• Directions for this task: Using the data below, determine the number of lines that include the string "designated". Write only that number.

• Stored data:
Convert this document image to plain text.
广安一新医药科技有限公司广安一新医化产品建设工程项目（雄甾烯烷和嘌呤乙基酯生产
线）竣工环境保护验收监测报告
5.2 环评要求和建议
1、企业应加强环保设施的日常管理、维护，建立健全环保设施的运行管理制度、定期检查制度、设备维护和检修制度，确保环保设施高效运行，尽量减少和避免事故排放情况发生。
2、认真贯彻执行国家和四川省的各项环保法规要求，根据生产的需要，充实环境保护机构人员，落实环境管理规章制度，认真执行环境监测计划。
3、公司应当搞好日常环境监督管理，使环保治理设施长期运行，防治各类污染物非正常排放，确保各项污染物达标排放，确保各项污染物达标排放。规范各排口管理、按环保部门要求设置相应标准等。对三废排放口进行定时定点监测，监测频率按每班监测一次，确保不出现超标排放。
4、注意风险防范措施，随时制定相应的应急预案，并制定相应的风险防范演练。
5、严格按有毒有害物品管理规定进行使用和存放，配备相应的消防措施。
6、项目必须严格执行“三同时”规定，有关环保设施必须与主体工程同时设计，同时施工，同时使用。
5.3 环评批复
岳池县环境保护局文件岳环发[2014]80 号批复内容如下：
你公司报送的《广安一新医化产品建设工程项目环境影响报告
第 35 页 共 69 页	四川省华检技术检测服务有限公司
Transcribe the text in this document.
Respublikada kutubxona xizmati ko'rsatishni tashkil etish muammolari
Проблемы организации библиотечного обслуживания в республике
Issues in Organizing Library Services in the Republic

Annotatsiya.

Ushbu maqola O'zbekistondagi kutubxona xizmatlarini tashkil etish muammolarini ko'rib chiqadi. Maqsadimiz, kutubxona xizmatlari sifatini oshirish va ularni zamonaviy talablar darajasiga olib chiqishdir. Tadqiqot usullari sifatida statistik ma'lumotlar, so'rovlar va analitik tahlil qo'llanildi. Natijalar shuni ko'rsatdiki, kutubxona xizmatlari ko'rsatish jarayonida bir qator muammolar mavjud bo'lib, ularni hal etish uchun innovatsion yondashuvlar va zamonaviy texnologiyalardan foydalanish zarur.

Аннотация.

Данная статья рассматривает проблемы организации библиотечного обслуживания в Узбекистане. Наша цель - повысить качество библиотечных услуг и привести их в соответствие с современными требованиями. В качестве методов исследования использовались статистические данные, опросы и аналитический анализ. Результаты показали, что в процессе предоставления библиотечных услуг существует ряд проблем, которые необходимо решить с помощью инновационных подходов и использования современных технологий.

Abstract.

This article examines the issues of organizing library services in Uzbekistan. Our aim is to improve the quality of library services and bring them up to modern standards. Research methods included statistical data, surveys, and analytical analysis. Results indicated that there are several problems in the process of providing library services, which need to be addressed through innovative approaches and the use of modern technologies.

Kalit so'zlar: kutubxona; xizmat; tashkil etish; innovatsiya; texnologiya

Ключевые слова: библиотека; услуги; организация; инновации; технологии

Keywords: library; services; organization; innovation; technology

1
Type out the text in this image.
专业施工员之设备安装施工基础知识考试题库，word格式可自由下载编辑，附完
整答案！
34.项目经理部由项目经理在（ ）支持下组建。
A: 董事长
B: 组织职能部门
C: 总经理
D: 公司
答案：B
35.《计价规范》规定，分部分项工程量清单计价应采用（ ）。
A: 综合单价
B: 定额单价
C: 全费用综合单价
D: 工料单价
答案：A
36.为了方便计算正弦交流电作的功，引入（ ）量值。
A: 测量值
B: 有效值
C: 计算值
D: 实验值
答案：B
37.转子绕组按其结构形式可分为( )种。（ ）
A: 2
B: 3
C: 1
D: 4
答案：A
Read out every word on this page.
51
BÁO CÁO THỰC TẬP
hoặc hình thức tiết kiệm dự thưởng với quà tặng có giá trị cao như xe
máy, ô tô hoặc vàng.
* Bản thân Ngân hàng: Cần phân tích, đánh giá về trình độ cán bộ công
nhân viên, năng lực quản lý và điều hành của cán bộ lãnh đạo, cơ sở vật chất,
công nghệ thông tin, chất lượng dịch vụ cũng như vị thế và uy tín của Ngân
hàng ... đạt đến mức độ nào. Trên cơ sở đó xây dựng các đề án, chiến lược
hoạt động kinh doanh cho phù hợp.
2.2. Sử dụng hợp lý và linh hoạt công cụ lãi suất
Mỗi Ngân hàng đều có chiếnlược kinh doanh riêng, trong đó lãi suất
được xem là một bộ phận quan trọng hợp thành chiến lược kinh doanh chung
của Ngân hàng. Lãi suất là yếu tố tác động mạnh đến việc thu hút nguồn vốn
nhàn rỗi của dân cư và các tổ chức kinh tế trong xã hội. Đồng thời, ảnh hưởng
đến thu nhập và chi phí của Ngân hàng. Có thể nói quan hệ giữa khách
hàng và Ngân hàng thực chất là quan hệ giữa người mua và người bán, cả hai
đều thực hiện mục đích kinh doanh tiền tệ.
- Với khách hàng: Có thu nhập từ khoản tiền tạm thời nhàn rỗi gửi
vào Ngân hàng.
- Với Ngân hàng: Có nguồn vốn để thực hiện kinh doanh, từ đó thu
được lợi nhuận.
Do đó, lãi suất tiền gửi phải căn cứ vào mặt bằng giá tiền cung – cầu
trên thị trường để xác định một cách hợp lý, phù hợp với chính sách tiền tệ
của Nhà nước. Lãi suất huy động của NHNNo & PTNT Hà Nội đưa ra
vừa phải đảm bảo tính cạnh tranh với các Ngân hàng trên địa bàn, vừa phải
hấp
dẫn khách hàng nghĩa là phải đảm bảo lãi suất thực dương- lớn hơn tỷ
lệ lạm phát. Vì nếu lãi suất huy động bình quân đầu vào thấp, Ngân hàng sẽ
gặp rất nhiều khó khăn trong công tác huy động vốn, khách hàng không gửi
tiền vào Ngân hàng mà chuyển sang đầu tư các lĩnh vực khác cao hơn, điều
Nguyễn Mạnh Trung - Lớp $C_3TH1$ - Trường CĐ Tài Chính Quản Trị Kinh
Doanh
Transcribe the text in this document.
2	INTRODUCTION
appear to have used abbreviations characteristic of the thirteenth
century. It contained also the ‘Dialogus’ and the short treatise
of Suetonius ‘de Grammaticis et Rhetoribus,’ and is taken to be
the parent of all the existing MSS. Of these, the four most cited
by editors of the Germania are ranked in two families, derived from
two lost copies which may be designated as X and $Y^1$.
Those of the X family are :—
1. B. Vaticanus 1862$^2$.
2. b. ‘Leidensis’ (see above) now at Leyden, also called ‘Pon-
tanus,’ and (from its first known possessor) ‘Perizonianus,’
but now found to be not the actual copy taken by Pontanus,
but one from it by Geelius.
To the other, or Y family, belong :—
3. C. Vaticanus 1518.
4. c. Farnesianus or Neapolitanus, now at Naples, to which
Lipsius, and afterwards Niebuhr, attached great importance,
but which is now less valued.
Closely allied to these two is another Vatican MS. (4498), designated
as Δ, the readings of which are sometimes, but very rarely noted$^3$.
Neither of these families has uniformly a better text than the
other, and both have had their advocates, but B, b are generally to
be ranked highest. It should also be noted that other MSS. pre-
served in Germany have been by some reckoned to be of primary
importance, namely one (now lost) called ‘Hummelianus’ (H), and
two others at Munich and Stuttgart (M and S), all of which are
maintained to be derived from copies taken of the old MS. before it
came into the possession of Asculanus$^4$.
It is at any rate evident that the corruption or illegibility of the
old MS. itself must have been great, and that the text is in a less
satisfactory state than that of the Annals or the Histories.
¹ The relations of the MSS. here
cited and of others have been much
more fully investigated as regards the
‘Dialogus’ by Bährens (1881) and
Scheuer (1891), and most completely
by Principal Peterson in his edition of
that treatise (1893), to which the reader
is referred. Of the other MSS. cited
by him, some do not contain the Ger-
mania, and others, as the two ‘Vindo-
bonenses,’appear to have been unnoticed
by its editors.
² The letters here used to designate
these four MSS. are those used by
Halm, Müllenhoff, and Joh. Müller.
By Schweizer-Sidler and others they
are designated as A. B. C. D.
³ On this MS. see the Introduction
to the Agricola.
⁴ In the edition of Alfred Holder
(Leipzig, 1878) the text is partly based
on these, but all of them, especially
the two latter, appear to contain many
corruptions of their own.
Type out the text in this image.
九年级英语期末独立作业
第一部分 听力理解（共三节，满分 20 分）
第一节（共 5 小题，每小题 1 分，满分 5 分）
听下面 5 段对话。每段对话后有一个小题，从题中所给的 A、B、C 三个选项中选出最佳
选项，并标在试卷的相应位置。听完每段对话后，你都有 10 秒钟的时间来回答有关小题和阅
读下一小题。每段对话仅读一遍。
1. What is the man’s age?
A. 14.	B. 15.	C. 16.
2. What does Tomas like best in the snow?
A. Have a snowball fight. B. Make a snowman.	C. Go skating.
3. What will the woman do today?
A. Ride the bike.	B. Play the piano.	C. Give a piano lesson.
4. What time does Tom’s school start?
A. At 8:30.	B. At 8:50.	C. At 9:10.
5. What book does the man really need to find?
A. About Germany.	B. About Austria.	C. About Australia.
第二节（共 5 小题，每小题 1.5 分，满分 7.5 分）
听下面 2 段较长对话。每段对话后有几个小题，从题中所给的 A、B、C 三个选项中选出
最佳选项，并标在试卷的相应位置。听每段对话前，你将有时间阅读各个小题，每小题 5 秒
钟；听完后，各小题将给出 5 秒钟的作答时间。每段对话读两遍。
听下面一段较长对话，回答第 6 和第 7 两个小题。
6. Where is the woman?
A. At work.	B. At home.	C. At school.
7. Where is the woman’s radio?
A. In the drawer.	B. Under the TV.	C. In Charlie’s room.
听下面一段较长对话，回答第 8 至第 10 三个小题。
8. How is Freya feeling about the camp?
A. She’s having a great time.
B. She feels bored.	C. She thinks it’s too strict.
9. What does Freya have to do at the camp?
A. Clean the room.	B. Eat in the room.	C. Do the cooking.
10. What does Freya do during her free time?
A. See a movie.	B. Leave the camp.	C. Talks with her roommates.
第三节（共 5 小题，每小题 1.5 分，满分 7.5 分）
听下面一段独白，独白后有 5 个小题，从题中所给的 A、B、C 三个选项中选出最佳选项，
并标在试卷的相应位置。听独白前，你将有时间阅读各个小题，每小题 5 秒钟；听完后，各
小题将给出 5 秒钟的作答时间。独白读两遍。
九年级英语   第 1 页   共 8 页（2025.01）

• Result of the exercise: 3